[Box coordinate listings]
━━━━━━━━━━━━━━━━━━━━━━━━━━━━━━

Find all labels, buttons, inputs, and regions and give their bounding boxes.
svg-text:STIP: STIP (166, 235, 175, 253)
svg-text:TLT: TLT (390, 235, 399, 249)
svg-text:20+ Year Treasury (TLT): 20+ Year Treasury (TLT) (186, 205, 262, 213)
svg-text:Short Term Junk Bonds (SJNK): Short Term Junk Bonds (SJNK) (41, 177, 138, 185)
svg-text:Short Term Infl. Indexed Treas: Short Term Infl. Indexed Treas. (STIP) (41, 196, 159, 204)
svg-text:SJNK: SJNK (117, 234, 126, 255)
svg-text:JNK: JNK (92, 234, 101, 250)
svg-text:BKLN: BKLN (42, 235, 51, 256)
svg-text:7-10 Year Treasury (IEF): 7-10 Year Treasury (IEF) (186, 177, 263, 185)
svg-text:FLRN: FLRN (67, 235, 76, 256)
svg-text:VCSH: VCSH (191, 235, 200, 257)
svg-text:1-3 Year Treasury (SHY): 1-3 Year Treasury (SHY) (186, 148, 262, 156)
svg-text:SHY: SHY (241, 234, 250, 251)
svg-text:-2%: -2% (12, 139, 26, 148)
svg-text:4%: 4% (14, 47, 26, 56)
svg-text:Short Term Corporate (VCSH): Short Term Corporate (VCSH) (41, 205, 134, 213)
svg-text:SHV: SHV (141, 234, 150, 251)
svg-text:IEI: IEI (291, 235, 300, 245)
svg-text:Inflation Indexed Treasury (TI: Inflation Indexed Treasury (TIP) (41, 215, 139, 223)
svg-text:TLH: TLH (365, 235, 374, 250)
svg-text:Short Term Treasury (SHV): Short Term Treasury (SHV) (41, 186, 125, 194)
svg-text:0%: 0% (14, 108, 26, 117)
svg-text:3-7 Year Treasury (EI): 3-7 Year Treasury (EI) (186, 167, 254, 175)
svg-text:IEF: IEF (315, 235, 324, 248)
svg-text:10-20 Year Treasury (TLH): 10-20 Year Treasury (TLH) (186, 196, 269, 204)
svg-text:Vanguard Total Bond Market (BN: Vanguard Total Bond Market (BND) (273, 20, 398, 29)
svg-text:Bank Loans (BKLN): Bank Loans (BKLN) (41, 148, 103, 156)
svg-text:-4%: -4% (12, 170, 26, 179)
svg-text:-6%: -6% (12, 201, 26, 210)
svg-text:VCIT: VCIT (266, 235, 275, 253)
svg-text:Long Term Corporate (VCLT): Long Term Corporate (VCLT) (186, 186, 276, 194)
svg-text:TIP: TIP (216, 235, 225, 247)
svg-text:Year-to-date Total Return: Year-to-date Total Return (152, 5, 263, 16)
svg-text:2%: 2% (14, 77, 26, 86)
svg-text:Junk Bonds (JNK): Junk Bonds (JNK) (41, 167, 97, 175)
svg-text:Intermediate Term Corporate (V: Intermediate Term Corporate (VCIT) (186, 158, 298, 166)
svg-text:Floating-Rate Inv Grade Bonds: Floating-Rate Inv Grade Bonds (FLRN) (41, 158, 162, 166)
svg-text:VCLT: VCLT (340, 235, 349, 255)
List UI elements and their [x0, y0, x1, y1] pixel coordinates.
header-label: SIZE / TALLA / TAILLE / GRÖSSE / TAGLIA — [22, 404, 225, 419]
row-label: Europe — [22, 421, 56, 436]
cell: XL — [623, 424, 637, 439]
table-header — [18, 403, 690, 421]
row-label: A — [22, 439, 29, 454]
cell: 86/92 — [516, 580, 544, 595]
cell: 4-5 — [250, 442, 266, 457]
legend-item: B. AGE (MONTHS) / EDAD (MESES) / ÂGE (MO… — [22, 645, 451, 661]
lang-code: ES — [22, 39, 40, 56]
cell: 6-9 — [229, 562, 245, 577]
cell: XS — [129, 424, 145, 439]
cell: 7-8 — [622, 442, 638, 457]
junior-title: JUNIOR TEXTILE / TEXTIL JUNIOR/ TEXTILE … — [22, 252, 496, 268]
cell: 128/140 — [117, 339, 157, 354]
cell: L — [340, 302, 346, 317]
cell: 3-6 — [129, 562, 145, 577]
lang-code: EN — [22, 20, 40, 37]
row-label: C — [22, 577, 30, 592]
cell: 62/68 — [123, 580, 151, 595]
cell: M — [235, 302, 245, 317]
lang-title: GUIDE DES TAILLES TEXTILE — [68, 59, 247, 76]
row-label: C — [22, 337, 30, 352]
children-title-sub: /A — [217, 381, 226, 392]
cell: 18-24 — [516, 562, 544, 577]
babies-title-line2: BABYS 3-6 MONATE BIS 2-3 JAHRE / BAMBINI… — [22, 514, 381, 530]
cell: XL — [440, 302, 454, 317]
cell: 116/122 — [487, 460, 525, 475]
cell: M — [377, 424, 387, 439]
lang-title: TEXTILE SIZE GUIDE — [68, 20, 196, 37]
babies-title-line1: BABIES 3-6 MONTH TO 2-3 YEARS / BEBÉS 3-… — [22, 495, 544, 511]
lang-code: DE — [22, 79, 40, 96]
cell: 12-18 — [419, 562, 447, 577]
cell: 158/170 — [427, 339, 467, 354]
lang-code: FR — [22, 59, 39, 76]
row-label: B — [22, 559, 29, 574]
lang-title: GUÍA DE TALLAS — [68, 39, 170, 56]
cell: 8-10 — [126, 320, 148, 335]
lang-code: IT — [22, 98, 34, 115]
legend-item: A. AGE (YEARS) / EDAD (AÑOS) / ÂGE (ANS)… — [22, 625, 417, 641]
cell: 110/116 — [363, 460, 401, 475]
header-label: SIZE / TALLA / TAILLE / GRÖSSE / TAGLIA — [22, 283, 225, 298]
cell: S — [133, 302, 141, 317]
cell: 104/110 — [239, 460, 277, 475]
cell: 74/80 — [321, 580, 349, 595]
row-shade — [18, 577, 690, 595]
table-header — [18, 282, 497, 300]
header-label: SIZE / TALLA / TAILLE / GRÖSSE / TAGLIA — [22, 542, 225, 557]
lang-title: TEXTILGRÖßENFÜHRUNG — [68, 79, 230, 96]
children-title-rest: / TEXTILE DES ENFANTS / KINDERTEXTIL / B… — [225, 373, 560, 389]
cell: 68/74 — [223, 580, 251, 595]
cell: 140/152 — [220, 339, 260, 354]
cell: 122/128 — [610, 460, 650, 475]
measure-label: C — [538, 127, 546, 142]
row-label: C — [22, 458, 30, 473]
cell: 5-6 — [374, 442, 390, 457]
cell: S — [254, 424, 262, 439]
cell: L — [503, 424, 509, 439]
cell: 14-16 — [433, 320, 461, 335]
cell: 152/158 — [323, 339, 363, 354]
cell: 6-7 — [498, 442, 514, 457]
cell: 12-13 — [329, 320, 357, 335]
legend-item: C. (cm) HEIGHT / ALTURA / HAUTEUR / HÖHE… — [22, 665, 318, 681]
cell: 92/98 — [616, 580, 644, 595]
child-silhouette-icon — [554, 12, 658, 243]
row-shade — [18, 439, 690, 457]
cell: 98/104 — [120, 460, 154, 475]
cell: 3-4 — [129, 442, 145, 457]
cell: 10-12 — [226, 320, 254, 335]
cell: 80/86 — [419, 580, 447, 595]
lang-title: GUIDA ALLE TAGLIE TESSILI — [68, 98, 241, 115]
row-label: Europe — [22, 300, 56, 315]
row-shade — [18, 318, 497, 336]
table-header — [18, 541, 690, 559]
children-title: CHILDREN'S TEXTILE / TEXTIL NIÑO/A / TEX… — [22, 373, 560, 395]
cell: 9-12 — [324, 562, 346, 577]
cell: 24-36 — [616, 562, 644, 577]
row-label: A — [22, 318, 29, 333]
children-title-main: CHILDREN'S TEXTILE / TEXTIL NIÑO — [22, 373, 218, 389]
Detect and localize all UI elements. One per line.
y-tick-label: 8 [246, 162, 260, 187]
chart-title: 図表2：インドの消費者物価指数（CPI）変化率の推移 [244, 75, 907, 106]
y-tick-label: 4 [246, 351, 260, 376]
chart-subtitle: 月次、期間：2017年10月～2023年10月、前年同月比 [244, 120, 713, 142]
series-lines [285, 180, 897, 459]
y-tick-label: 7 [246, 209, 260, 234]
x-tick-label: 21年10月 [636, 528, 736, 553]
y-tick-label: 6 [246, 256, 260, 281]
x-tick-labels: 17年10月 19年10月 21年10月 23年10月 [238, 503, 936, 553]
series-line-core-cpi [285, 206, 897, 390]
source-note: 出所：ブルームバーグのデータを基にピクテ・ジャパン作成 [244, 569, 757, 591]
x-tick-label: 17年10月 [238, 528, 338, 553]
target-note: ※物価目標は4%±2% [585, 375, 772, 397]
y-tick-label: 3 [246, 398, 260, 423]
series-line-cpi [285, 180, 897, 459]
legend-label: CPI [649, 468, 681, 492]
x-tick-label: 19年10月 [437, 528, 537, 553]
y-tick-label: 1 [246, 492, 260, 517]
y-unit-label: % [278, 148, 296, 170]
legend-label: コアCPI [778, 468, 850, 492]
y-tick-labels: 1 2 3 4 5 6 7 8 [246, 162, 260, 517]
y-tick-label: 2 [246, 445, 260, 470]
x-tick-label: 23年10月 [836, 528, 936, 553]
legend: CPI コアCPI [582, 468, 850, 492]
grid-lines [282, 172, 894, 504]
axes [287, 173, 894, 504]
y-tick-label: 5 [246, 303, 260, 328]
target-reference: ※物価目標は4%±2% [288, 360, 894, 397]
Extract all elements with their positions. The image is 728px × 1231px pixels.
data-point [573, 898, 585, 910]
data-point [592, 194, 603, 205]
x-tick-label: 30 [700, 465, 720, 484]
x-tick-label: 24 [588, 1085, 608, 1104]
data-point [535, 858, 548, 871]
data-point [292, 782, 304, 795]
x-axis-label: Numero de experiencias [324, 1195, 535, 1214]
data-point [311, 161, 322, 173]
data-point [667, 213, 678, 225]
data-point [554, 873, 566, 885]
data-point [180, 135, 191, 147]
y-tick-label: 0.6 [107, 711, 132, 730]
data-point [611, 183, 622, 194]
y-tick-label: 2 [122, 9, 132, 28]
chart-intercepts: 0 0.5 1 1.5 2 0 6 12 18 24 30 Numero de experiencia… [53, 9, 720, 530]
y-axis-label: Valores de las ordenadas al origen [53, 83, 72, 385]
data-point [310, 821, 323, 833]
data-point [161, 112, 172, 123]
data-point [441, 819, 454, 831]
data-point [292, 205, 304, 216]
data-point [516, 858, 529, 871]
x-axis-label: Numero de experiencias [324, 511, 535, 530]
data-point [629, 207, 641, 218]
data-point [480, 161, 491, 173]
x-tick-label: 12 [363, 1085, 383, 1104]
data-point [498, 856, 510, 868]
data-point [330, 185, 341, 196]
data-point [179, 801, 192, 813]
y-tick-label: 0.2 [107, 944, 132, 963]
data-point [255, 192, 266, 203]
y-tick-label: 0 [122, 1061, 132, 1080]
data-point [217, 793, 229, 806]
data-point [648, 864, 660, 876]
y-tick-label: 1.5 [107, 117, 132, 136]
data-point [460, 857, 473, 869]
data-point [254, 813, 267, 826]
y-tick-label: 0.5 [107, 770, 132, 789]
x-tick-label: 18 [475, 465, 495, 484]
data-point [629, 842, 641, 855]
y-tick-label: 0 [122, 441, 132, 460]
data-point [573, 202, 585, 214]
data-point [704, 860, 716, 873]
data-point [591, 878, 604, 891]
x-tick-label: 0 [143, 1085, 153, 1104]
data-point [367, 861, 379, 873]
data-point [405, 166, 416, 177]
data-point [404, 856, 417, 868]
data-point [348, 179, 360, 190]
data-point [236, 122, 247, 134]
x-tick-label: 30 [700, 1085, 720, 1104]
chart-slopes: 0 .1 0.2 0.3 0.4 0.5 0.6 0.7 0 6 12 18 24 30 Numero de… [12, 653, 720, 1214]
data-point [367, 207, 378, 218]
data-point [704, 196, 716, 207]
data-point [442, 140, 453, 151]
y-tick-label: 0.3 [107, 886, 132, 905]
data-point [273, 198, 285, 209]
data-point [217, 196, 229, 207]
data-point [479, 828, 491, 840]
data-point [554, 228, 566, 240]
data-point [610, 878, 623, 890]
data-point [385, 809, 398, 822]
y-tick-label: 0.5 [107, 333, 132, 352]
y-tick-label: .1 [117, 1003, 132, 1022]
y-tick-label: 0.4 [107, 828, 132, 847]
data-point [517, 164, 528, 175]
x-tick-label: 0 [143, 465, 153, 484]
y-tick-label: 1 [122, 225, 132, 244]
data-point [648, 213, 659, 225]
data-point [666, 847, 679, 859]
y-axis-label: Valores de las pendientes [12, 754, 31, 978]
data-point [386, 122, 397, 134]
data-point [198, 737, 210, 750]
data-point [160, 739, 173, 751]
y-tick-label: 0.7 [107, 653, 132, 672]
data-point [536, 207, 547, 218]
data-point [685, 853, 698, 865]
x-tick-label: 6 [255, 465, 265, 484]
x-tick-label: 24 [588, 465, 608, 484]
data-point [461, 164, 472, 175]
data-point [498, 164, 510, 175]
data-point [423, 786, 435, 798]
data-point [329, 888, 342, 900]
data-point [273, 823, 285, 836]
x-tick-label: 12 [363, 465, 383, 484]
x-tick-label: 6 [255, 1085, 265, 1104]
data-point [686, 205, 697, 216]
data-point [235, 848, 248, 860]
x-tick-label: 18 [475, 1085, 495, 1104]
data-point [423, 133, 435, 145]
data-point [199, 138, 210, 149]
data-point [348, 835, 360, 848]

━━━━━━━━━━━━━━━━━━━━━━━━━━━━━━

> Directions: Rewrite the items starting with the first line and going on through the line with "svg-text:IEF: IEF (315, 235, 324, 248)", replacing "Short Term" with "Near Term" and keeping everything else unchanged.

> Exercise answer:
Find all labels, buttons, inputs, and regions and give their bounding boxes.
svg-text:STIP: STIP (166, 235, 175, 253)
svg-text:TLT: TLT (390, 235, 399, 249)
svg-text:20+ Year Treasury (TLT): 20+ Year Treasury (TLT) (186, 205, 262, 213)
svg-text:Near Term Junk Bonds (SJNK): Near Term Junk Bonds (SJNK) (41, 177, 138, 185)
svg-text:Near Term Infl. Indexed Treas: Near Term Infl. Indexed Treas. (STIP) (41, 196, 159, 204)
svg-text:SJNK: SJNK (117, 234, 126, 255)
svg-text:JNK: JNK (92, 234, 101, 250)
svg-text:BKLN: BKLN (42, 235, 51, 256)
svg-text:7-10 Year Treasury (IEF): 7-10 Year Treasury (IEF) (186, 177, 263, 185)
svg-text:FLRN: FLRN (67, 235, 76, 256)
svg-text:VCSH: VCSH (191, 235, 200, 257)
svg-text:1-3 Year Treasury (SHY): 1-3 Year Treasury (SHY) (186, 148, 262, 156)
svg-text:SHY: SHY (241, 234, 250, 251)
svg-text:-2%: -2% (12, 139, 26, 148)
svg-text:4%: 4% (14, 47, 26, 56)
svg-text:Near Term Corporate (VCSH): Near Term Corporate (VCSH) (41, 205, 134, 213)
svg-text:SHV: SHV (141, 234, 150, 251)
svg-text:IEI: IEI (291, 235, 300, 245)
svg-text:Inflation Indexed Treasury (TI: Inflation Indexed Treasury (TIP) (41, 215, 139, 223)
svg-text:TLH: TLH (365, 235, 374, 250)
svg-text:Near Term Treasury (SHV): Near Term Treasury (SHV) (41, 186, 125, 194)
svg-text:0%: 0% (14, 108, 26, 117)
svg-text:3-7 Year Treasury (EI): 3-7 Year Treasury (EI) (186, 167, 254, 175)
svg-text:IEF: IEF (315, 235, 324, 248)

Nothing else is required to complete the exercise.